◆ Problem to solve
Output the records exactly as they appear, with no pictures included.

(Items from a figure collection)
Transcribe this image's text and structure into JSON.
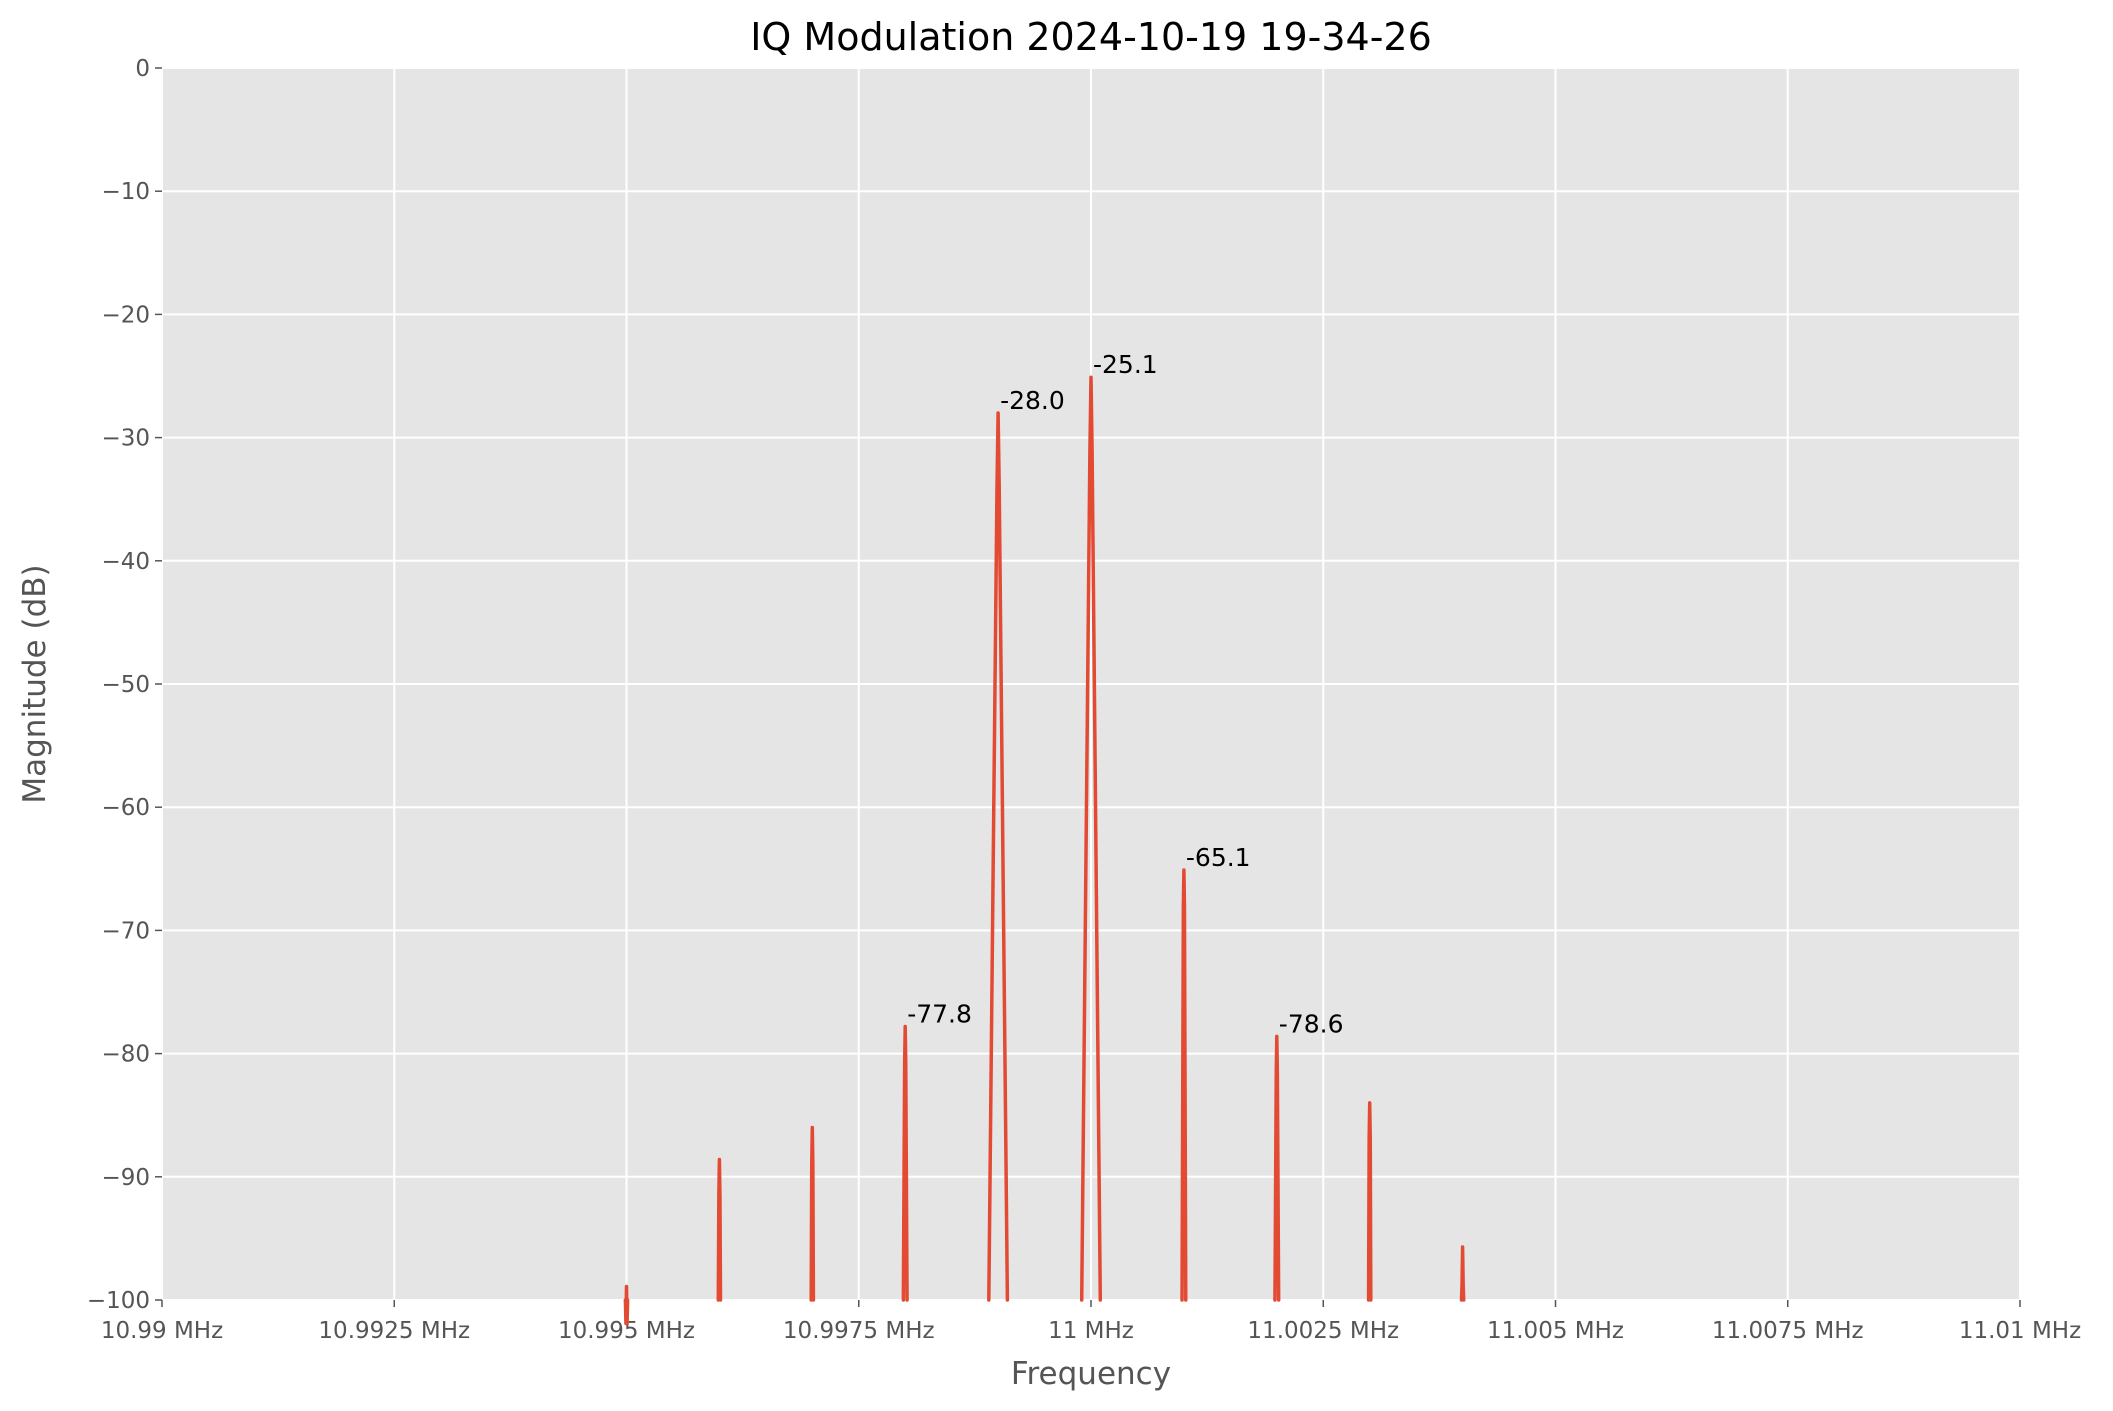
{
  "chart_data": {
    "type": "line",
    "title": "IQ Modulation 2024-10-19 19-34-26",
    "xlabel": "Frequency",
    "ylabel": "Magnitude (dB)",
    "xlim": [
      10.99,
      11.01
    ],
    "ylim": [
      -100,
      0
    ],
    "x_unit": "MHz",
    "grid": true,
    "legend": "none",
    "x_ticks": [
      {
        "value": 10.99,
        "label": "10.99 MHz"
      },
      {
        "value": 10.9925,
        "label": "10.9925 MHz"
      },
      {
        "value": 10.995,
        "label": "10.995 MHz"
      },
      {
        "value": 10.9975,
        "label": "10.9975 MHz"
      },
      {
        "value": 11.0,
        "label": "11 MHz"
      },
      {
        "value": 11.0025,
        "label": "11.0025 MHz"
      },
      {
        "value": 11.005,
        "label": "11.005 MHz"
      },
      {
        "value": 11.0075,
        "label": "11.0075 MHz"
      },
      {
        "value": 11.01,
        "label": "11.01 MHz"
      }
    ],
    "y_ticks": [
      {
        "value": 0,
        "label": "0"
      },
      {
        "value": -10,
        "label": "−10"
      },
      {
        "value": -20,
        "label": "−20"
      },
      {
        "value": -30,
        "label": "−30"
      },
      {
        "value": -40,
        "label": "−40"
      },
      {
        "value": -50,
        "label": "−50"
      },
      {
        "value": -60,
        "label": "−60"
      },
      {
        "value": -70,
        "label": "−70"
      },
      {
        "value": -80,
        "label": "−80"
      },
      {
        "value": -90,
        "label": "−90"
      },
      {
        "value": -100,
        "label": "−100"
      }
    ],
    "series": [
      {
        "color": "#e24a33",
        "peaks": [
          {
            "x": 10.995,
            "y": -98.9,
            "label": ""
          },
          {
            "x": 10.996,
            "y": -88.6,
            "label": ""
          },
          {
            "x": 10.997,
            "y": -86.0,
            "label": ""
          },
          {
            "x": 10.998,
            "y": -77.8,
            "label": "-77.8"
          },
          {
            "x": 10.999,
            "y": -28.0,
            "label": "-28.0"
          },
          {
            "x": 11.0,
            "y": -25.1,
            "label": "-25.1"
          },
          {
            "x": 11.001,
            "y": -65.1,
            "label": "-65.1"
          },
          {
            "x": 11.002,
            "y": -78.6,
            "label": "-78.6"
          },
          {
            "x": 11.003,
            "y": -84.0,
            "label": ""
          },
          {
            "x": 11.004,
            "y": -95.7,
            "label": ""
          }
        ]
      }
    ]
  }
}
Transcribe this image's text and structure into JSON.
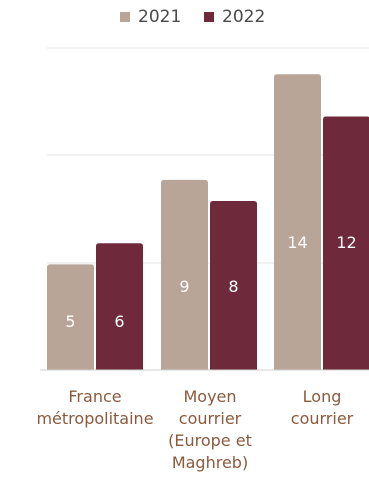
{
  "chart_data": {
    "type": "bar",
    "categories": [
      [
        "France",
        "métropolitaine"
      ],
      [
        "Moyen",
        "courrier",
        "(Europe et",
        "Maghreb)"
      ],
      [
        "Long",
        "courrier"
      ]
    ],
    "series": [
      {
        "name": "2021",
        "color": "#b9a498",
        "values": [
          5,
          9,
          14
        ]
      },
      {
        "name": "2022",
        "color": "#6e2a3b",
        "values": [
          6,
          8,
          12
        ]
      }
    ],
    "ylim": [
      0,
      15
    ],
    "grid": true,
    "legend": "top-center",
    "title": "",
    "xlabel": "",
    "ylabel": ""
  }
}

◆ The reply
Transcribe this image's text and structure into JSON.
{
  "chart_data": {
    "type": "line",
    "title": "IQ Modulation 2024-10-19 19-34-26",
    "xlabel": "Frequency",
    "ylabel": "Magnitude (dB)",
    "xlim": [
      10.99,
      11.01
    ],
    "ylim": [
      -100,
      0
    ],
    "x_unit": "MHz",
    "grid": true,
    "legend": "none",
    "x_ticks": [
      {
        "value": 10.99,
        "label": "10.99 MHz"
      },
      {
        "value": 10.9925,
        "label": "10.9925 MHz"
      },
      {
        "value": 10.995,
        "label": "10.995 MHz"
      },
      {
        "value": 10.9975,
        "label": "10.9975 MHz"
      },
      {
        "value": 11.0,
        "label": "11 MHz"
      },
      {
        "value": 11.0025,
        "label": "11.0025 MHz"
      },
      {
        "value": 11.005,
        "label": "11.005 MHz"
      },
      {
        "value": 11.0075,
        "label": "11.0075 MHz"
      },
      {
        "value": 11.01,
        "label": "11.01 MHz"
      }
    ],
    "y_ticks": [
      {
        "value": 0,
        "label": "0"
      },
      {
        "value": -10,
        "label": "−10"
      },
      {
        "value": -20,
        "label": "−20"
      },
      {
        "value": -30,
        "label": "−30"
      },
      {
        "value": -40,
        "label": "−40"
      },
      {
        "value": -50,
        "label": "−50"
      },
      {
        "value": -60,
        "label": "−60"
      },
      {
        "value": -70,
        "label": "−70"
      },
      {
        "value": -80,
        "label": "−80"
      },
      {
        "value": -90,
        "label": "−90"
      },
      {
        "value": -100,
        "label": "−100"
      }
    ],
    "series": [
      {
        "color": "#e24a33",
        "peaks": [
          {
            "x": 10.995,
            "y": -98.9,
            "label": ""
          },
          {
            "x": 10.996,
            "y": -88.6,
            "label": ""
          },
          {
            "x": 10.997,
            "y": -86.0,
            "label": ""
          },
          {
            "x": 10.998,
            "y": -77.8,
            "label": "-77.8"
          },
          {
            "x": 10.999,
            "y": -28.0,
            "label": "-28.0"
          },
          {
            "x": 11.0,
            "y": -25.1,
            "label": "-25.1"
          },
          {
            "x": 11.001,
            "y": -65.1,
            "label": "-65.1"
          },
          {
            "x": 11.002,
            "y": -78.6,
            "label": "-78.6"
          },
          {
            "x": 11.003,
            "y": -84.0,
            "label": ""
          },
          {
            "x": 11.004,
            "y": -95.7,
            "label": ""
          }
        ]
      }
    ]
  }
}
Transcribe this image's text and structure into JSON.
{
  "chart_data": {
    "type": "bar",
    "categories": [
      [
        "France",
        "métropolitaine"
      ],
      [
        "Moyen",
        "courrier",
        "(Europe et",
        "Maghreb)"
      ],
      [
        "Long",
        "courrier"
      ]
    ],
    "series": [
      {
        "name": "2021",
        "color": "#b9a498",
        "values": [
          5,
          9,
          14
        ]
      },
      {
        "name": "2022",
        "color": "#6e2a3b",
        "values": [
          6,
          8,
          12
        ]
      }
    ],
    "ylim": [
      0,
      15
    ],
    "grid": true,
    "legend": "top-center",
    "title": "",
    "xlabel": "",
    "ylabel": ""
  }
}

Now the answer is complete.